EXERCISE DETAILS ::
How many lines in the listing below include the word "Antenne"? Answer with the number and nothing else.

SUPPLIED INFORMATION ::
━━━━━━━━
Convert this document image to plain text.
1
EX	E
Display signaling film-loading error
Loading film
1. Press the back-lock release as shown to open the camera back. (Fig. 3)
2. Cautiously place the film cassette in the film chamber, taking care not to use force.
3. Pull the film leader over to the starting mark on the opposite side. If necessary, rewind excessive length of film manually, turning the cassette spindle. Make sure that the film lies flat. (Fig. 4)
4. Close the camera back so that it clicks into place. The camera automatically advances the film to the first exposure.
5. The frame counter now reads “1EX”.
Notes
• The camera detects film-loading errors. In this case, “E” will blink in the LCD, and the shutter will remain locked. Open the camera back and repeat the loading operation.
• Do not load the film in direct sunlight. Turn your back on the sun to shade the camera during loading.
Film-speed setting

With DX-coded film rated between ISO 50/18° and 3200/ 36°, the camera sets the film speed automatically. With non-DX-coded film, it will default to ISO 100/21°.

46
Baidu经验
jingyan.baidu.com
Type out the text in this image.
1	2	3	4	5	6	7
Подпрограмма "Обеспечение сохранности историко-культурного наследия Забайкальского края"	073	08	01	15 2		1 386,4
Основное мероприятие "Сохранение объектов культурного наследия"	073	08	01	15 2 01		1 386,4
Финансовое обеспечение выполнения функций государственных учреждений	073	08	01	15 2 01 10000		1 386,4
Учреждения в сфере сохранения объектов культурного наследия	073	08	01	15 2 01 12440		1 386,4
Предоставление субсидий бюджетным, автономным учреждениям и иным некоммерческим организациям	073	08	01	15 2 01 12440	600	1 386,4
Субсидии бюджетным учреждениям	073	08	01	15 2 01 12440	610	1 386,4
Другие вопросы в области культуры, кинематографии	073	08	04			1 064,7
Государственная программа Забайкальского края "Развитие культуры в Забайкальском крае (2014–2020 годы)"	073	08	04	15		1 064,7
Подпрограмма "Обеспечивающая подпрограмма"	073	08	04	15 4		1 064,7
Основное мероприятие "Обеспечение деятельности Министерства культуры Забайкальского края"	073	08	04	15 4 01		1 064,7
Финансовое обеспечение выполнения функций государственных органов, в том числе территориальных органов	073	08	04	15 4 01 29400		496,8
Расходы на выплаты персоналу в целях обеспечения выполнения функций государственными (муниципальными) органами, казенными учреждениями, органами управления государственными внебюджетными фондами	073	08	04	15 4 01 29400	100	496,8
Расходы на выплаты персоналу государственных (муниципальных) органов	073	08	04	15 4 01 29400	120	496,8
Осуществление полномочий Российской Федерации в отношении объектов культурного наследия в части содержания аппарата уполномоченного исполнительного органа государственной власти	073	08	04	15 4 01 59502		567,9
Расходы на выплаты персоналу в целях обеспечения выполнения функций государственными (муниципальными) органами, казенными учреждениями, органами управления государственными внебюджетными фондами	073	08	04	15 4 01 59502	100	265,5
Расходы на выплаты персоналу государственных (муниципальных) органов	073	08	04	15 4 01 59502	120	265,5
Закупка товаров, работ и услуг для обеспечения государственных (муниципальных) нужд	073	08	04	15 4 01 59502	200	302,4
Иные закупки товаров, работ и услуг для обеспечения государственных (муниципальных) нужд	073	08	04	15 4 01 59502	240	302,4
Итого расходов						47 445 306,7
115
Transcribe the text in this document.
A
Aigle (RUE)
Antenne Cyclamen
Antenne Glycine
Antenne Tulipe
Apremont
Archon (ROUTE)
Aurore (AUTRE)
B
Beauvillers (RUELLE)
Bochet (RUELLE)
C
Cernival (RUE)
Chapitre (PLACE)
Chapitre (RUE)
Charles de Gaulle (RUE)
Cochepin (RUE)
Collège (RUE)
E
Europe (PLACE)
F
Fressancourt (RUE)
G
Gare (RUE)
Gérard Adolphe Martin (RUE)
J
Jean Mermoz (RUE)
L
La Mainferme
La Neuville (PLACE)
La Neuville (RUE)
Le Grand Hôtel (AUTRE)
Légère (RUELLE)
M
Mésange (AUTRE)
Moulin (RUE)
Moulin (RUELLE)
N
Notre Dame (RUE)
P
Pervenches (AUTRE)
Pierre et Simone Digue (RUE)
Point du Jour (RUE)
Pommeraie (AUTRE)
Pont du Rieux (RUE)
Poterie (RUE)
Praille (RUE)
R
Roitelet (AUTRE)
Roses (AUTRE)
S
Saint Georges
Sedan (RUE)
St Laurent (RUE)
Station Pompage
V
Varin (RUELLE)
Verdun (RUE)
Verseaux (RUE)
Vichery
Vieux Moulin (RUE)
━━━━━━━━
SOLUTION TO THIS PROBLEM ::
3